(PROBLEMA A)
Responda com base no excerto:
(i) Quem adota o gato?
(ii) Qual é o primeiro efeito secundário indicado?
(iii) Segundo a posologia, como se deve ler?
(PROBLEMA B)
Por favor, extraia do excerto o trecho que começa em "Indicado para: aliviar" e termina em "for mais conveniente.", sem alterar nada.

(EXCERTO PARA LER)
:::::

Tóquio, era Meiji. Na época que modernizou o Japão, um gato vagueia pelas ruas da cidade e é adotado, contra a sua vontade, pelo professor Kushami, um homem mal-humorado cuja vida perdeu todo o interesse. Protagonista do romance que imortalizou Soseki no panteão dos autores japoneses do século XX, o orgulhoso felino não se coíbe de observar todos os humanos — a começar pelo professor, que o acolheu — e tecer tão argutas quanto mordazes apreciações sobre as personagens que desfilam à sua volta, traçando, de bigodes revirados e unhas afiadas, um retrato sarcástico e acutilante da sociedade japonesa.
Indicado para: aliviar quadros de preguiça, teimosia, arrogância, antipatia, hipocrisia, grandiosidade e individualismo; combater a cegueira face às próprias falhas e a queda para o ridículo; reconhecer a irracionalidade do comportamento humano; pensar o confronto entre tradição e modernidade;
Efeitos secundários: gargalhadas; capacidade de observação aguçada; propensão para a sátira e a mordacidade; sentimentos de empatia, compaixão e humildade;
Posologia: ler ao seu ritmo, quando for mais conveniente.

:::::

(INFORMAÇÃO FORNECIDA)

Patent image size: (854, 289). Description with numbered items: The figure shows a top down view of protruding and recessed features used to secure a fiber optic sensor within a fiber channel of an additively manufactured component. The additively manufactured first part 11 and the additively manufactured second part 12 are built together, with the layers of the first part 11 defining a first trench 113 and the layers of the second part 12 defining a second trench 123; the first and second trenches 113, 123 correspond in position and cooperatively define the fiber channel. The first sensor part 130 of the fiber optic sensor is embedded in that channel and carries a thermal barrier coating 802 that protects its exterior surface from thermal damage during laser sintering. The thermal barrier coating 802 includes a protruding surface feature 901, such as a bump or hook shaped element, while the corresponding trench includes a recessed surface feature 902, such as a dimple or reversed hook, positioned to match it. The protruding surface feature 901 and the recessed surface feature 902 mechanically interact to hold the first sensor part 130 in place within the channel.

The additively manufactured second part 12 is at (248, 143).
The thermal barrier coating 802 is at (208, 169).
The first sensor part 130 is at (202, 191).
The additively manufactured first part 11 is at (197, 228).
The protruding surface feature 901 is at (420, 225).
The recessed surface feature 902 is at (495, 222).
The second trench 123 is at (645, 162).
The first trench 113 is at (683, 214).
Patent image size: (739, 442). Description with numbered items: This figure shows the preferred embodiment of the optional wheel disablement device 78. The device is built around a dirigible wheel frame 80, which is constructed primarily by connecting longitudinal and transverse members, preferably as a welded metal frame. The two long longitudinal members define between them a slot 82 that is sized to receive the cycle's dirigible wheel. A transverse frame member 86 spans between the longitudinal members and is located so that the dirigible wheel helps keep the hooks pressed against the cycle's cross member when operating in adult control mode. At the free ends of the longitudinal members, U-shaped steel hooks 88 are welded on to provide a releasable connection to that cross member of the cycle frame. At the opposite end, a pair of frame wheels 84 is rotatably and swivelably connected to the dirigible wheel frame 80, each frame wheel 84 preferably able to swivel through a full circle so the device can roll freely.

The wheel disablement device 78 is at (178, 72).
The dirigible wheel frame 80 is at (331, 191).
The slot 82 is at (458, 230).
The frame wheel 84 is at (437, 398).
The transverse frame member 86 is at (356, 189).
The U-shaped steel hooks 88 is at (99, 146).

:::::

(RESPOSTA A)
(i) O professor Kushami.
(ii) Gargalhadas.
(iii) Ao seu ritmo, quando for mais conveniente.

(RESPOSTA B)
Indicado para: aliviar quadros de preguiça, teimosia, arrogância, antipatia, hipocrisia, grandiosidade e individualismo; combater a cegueira face às próprias falhas e a queda para o ridículo; reconhecer a irracionalidade do comportamento humano; pensar o confronto entre tradição e modernidade;
Efeitos secundários: gargalhadas; capacidade de observação aguçada; propensão para a sátira e a mordacidade; sentimentos de empatia, compaixão e humildade;
Posologia: ler ao seu ritmo, quando for mais conveniente.